• **What is asked**:
A: Name each of the keys to success in big data that someone at Northeastern listed in the Chicago Digest message.
B: Reproduce the passage of the Chicago Digest message starting at "[Chicago] Chicago Digest, Vol" and ending at "of the talk.".
-- START OF Extracted text --
[Chicago] Chicago Digest, Vol 121, Issue 6

Tue Sep 8 21:57:45 CEST 2015

Dear Luellen
Parallel computing , big data and a talk about ocaml are beyond the scope
of the talk.
I know about functional programming and ocaml in general can you email me
personally about these topics ? I would like to help you understand these
but it would be best to do this off of the list
Sincerely
Joshua herman
On Tue, Sep 8, 2015 at 2:55 PM Lewit, Douglas <d-lewit at neiu.edu> wrote:

> Thanks Tanya!  Yes, someone at Northeastern told me the three keys to
> success in big data are 1) Python, 2) R and finally 3) Hadoop, which he
> said is really an extension of SQL.  I'm sure that next week the three keys
> to success will be something else!  Technology is great, but it's changing
> faster than I can keep pace with it.  I wonder how many people feel that
> way???
>
> What time does the presentation officially begin on Thursday evening?  6
> pm?  What time does it end?  Is it structures like a classroom or is it
> more open-ended?  Just one group?  Or does it get split up into many
> different sub-groups?
>
> I don't know a lot about "parallel computing" other than this is what Java
> programmers call "Threads".  I think (not too sure really) that when you
> "thread" an algorithm, you allocate one core for one part of the algorithm
> and then another core for another part of the algorithm, and so on and so
> forth, and then at the end it all has to get magically pieced back
> together.  ( Sounds like a merge sort problem to me! )  What about Python?
> Does Python support this multicore approach or "threading"?  I really don't
> know.  Jon Haroop, the author of "Ocaml For Scientists" told me that the
> Ocaml programming language became much less popular in the early 2000's
> because its main developer underestimated the impact of multicore
> technology on modern programming.
-- END OF Extracted text --
-- START OF Dataset --
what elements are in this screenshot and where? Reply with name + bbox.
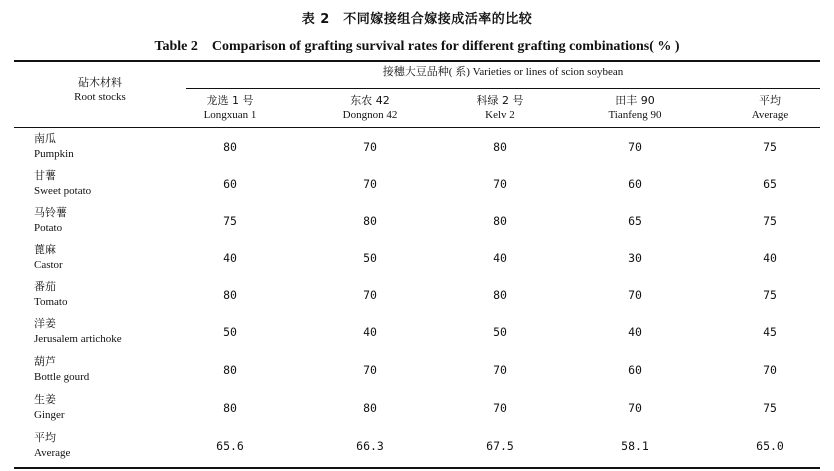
row-label <box>34 430 70 461</box>
row-label-en: Castor <box>34 259 63 271</box>
table-cell: 40 <box>763 251 777 265</box>
row-label-en: Average <box>34 447 71 459</box>
table-cell: 45 <box>763 325 777 339</box>
table-cell: 80 <box>363 214 377 228</box>
row-label-cn: 番茄 <box>34 280 56 293</box>
column-header-1 <box>170 93 290 123</box>
table-cell: 80 <box>223 401 237 415</box>
row-label <box>34 316 122 347</box>
row-label <box>34 354 89 385</box>
row-label <box>34 131 74 162</box>
scion-group-header: 接穗大豆品种( 系) Varieties or lines of scion soybean <box>382 66 624 78</box>
table-caption-cn: 表 2 不同嫁接组合嫁接成活率的比较 <box>301 12 533 27</box>
row-label <box>34 205 67 236</box>
column-header-cn: 龙选 1 号 <box>206 94 254 107</box>
table-cell: 70 <box>628 401 642 415</box>
table-cell: 70 <box>628 288 642 302</box>
row-label-cn: 葫芦 <box>34 355 56 368</box>
table-cell: 75 <box>223 214 237 228</box>
table-cell: 70 <box>493 401 507 415</box>
table-cell: 65 <box>763 177 777 191</box>
column-header-cn: 平均 <box>759 94 781 107</box>
row-label <box>34 392 65 423</box>
row-label <box>34 242 63 273</box>
table-cell: 70 <box>363 288 377 302</box>
table-cell: 65.6 <box>216 439 244 453</box>
column-header-4 <box>575 93 695 123</box>
rootstock-header-en: Root stocks <box>74 91 126 103</box>
table-cell: 70 <box>493 363 507 377</box>
table-cell: 50 <box>223 325 237 339</box>
row-label-cn: 洋姜 <box>34 317 56 330</box>
table-cell: 75 <box>763 214 777 228</box>
column-header-en: Average <box>751 109 789 121</box>
table-cell: 80 <box>223 288 237 302</box>
table-cell: 30 <box>628 251 642 265</box>
row-label-cn: 南瓜 <box>34 132 56 145</box>
rootstock-header <box>14 75 186 105</box>
column-header-en: Tianfeng 90 <box>608 109 662 121</box>
table-cell: 70 <box>363 363 377 377</box>
table-cell: 40 <box>223 251 237 265</box>
row-label-en: Potato <box>34 222 63 234</box>
table-cell: 50 <box>493 325 507 339</box>
column-header-3 <box>440 93 560 123</box>
column-header-en: Longxuan 1 <box>203 109 257 121</box>
row-label-en: Tomato <box>34 296 68 308</box>
table-cell: 50 <box>363 251 377 265</box>
header-sub-rule <box>186 88 820 89</box>
table-cell: 70 <box>628 140 642 154</box>
table-cell: 80 <box>493 214 507 228</box>
table-cell: 60 <box>628 177 642 191</box>
row-label-en: Bottle gourd <box>34 371 90 383</box>
rootstock-header-cn: 砧木材料 <box>78 76 122 89</box>
table-cell: 80 <box>493 288 507 302</box>
table-cell: 80 <box>493 140 507 154</box>
column-header-cn: 科绿 2 号 <box>476 94 524 107</box>
table-caption-en: Table 2 Comparison of grafting survival rates for different grafting combinations( % ) <box>154 39 680 54</box>
column-header-cn: 田丰 90 <box>615 94 655 107</box>
header-bottom-rule <box>14 127 820 128</box>
column-header-en: Dongnon 42 <box>342 109 398 121</box>
row-label-en: Ginger <box>34 409 65 421</box>
table-cell: 80 <box>223 363 237 377</box>
column-header-en: Kelv 2 <box>485 109 515 121</box>
column-header-cn: 东农 42 <box>350 94 390 107</box>
table-cell: 80 <box>363 401 377 415</box>
row-label-cn: 蓖麻 <box>34 243 56 256</box>
bottom-rule <box>14 467 820 469</box>
table-cell: 65.0 <box>756 439 784 453</box>
table-cell: 75 <box>763 288 777 302</box>
table-cell: 40 <box>363 325 377 339</box>
table-cell: 80 <box>223 140 237 154</box>
table-cell: 70 <box>363 140 377 154</box>
row-label <box>34 279 67 310</box>
row-label-cn: 平均 <box>34 431 56 444</box>
table-cell: 70 <box>493 177 507 191</box>
table-cell: 60 <box>223 177 237 191</box>
table-cell: 65 <box>628 214 642 228</box>
column-header-2 <box>310 93 430 123</box>
column-header-5 <box>710 93 830 123</box>
table-cell: 60 <box>628 363 642 377</box>
row-label-en: Pumpkin <box>34 148 74 160</box>
row-label-cn: 马铃薯 <box>34 206 67 219</box>
row-label <box>34 168 91 199</box>
table-cell: 40 <box>628 325 642 339</box>
row-label-en: Sweet potato <box>34 185 92 197</box>
table-cell: 66.3 <box>356 439 384 453</box>
table-cell: 75 <box>763 401 777 415</box>
table-cell: 70 <box>763 363 777 377</box>
table-cell: 58.1 <box>621 439 649 453</box>
row-label-cn: 生姜 <box>34 393 56 406</box>
top-rule <box>14 60 820 62</box>
table-cell: 75 <box>763 140 777 154</box>
table-cell: 70 <box>363 177 377 191</box>
row-label-cn: 甘薯 <box>34 169 56 182</box>
table-cell: 67.5 <box>486 439 514 453</box>
table-cell: 40 <box>493 251 507 265</box>
row-label-en: Jerusalem artichoke <box>34 333 122 345</box>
-- END OF Dataset --
• **Answer list**:
A: Python, R, Hadoop

B:
[Chicago] Chicago Digest, Vol 121, Issue 6

Tue Sep 8 21:57:45 CEST 2015

Dear Luellen
Parallel computing , big data and a talk about ocaml are beyond the scope
of the talk.